(Selected text begins)
Calcitonin receptor gene expression in K562 chronic myelogenous leukemic cells

Abstract

BACKGROUND: The peptide hormone calcitonin (CT) can significantly effect the proliferation rate of CT receptor (CTR) positive human cancer cells. We wish to identify additional human cancers expressing CTRs and assay the effects of CT on their growth rates and signal transduction pathways. RESULTS: The expression of the human calcitonin receptor (hCTR) gene in the chronic myelogenous leukemia cell line K562 was examined. RT-PCR on total RNA extracted from K562 cells detected the presence of hCTR mRNA. Further analysis demonstrated that multiple hCTR isoforms were present. Incubation of K562 cells with salmon calcitonin (sCT), but not amylin, caused an increase in intracellular levels of cAMP similar to that induced by forskolin treatment. We further demonstrated that butyrate induced erythroid differentiation of K562 cells caused a significant decrease in hCTR mRNA levels. However, phorbol myristate acetate (PMA) induced megakaryocytic differentiation of these cells had no significant effect on hCTR mRNA levels. We demonstrated that exposure to various concentrations of sCT had no effect on the cellular proliferation of K562 cells in vitro. CONCLUSION: Chronic myelogenous k562 cells express multiple CTR isoforms. However, CT does not effect K562 proliferation rates. It is likely that the small increase in intracellular levels of cAMP following CT treatment is not sufficient to interfere with cellular growth.
(Selected text ends)
(Extracted data begins)
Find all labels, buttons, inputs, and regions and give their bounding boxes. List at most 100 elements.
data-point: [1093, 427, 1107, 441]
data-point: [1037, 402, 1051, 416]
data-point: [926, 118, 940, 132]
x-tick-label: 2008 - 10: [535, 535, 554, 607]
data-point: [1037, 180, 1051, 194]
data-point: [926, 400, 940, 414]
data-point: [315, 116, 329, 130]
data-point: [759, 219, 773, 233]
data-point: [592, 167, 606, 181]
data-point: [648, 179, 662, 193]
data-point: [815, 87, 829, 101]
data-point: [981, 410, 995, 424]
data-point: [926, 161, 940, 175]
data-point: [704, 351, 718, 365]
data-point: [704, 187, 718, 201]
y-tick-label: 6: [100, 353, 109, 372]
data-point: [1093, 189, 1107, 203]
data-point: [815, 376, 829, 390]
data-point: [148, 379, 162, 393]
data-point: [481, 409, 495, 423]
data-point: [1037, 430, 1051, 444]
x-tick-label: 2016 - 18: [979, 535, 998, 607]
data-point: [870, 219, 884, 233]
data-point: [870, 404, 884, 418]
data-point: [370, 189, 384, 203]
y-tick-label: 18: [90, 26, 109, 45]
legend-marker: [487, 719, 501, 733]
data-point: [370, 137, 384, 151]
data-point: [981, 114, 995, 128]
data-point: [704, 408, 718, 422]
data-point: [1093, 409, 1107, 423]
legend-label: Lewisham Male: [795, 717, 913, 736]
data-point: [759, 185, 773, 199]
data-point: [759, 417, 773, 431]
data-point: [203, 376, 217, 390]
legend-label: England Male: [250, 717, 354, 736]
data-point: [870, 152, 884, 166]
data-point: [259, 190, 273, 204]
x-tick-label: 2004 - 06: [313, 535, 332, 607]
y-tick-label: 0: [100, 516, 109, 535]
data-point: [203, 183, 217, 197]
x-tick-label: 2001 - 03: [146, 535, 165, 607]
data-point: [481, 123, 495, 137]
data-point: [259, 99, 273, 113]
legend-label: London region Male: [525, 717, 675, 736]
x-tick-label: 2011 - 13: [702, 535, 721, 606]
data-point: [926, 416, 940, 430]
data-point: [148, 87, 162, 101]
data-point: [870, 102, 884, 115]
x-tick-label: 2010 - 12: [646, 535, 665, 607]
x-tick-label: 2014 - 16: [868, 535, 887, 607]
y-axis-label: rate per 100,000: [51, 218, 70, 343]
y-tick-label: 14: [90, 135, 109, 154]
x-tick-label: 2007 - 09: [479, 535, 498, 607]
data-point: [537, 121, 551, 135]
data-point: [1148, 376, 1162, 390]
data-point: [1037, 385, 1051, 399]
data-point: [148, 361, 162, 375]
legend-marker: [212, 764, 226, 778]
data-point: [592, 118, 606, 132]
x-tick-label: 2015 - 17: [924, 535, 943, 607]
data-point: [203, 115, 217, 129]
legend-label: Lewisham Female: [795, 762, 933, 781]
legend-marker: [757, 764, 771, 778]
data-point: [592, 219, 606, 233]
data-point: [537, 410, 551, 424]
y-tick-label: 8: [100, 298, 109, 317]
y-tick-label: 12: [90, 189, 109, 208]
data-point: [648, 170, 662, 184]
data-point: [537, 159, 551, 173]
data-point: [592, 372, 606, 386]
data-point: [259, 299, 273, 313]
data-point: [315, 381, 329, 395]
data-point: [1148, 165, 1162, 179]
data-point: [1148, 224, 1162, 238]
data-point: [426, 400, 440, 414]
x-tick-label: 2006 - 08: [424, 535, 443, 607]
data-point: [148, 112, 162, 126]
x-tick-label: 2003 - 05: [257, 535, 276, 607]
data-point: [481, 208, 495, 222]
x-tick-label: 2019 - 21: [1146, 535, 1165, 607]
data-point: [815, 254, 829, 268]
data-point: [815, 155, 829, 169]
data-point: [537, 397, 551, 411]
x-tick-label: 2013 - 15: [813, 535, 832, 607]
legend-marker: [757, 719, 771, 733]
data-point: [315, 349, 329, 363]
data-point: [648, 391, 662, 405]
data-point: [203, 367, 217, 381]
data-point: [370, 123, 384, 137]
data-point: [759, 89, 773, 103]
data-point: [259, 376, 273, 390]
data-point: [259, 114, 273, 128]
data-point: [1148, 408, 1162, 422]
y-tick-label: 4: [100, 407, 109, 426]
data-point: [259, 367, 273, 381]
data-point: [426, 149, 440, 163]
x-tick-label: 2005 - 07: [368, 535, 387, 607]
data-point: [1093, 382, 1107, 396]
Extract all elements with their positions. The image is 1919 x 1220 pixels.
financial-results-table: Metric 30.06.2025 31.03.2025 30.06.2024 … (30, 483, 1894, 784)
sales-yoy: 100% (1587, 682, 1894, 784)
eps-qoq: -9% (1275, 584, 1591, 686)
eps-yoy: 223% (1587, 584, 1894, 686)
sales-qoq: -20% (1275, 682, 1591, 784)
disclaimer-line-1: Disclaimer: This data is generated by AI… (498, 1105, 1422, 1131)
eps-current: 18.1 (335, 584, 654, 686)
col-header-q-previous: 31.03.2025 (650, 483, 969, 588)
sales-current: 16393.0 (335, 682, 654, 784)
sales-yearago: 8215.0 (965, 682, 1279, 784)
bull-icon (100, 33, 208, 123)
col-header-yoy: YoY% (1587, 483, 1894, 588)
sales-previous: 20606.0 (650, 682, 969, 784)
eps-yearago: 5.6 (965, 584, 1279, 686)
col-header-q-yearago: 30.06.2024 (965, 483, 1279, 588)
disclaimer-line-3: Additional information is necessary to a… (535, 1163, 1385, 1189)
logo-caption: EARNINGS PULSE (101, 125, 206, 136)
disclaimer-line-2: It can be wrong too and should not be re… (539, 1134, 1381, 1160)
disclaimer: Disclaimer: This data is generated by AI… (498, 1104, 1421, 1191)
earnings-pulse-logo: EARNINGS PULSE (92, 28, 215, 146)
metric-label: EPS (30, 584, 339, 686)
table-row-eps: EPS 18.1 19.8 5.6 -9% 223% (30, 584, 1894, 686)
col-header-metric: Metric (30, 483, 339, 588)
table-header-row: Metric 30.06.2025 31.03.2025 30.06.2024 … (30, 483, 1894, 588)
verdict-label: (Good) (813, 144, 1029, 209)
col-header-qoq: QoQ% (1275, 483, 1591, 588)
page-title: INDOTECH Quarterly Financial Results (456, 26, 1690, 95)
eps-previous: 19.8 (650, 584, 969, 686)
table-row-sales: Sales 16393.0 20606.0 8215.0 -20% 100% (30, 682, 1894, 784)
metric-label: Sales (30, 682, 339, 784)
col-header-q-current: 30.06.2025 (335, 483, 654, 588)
(Extracted data ends)
[Exercise requirements]
**a.** List every abbreviation that the calcitonin receptor abstract defines in parentheses, together with what each one stands for.
**b.** Decide whether each statement agrees with the calcitonin receptor abstract. Answer yes or no for each, and quote the deciding words.
(i) Butyrate-induced erythroid differentiation of K562 cells lowered hCTR mRNA levels.
(ii) Exposure to sCT slowed the proliferation of K562 cells in vitro.
(iii) Amylin raised intracellular cAMP levels in K562 cells.
**c.** Carry on the calcitonin receptor abstract, starting after its final sentence.

[Answers by item number]
**a.**
CT: calcitonin
CTR: CT receptor
hCTR: human calcitonin receptor
sCT: salmon calcitonin
PMA: phorbol myristate acetate

**b.**
(i) Yes: "butyrate induced erythroid differentiation of K562 cells caused a significant decrease in hCTR mRNA levels"
(ii) No: "exposure to various concentrations of sCT had no effect on the cellular proliferation of K562 cells in vitro"
(iii) No: "Incubation of K562 cells with salmon calcitonin (sCT), but not amylin, caused an increase in intracellular levels of cAMP"

**c.**
Figure 1

Southern blot analysis of RT-PCR products. RT-PCR and no RT controls were carried out on total RNA from K562 cells, T47D (hCTR positive) and 3T3 (hCTR negative) cells employing hCTR and actin specific oligos. PCR products were size fractionated on a 1 % agarose gel and Southern blotted. hCTR and actin specific ³²P end labelled probes were hybridized to blot. These results are representative of 3 independent experiments all giving similar results.

Figure 2

Southern blot analysis on gel purified K562 RT-PCR products. (A) RT-PCR products on total RNA from K562 cells employing hCTR specific primers were size fractionated on a 2% agarose gel. Two bands, corresponding in size to hCTR_1a and hCTR_1b, were individually purified and re-run on a 2% agarose gel followed by Southern blot analysis. The blot was hybridized with a ³²P end-labelled probe common to hCTR_1a and hCTR_1b. (B) Blot in Fig. 2A was stripped of probe and re-hybridized with a ³²P end-labelled probe corresponding to 16 amino acid insert in hCTR_1b isoform. These results are representative of 2 independent experiments giving similar results.

Figure 3

Semi-quantitative RT-PCR analysis on butyrate and PMA treated K562 cells. Total RNA from butyrate, PMA and untreated K562 cells was reverse transcribed and subjected to 30, 35 and 40 cycles of PCR employing actin and hCTR specific oligos. Reaction products were size fractionated on an agarose gel and Southern blotted employing ³²P end labelled hCTR and actin specific probes. These results are representative of 3 independent experiments giving similar results.

Figure 4

Intracellular levels of cAMP in amylin, sCT and forskolin treated K562 cells. K562 cells were treated with varying concentrations of amylin and sCT for 20 minutes followed by analysis of intracellular cAMP levels. Forskolin, a known activator of cAMP, was employed as a positive control. Each data point represents an average of 2 assays. These results are representative of 2 independent experiments each giving similar results.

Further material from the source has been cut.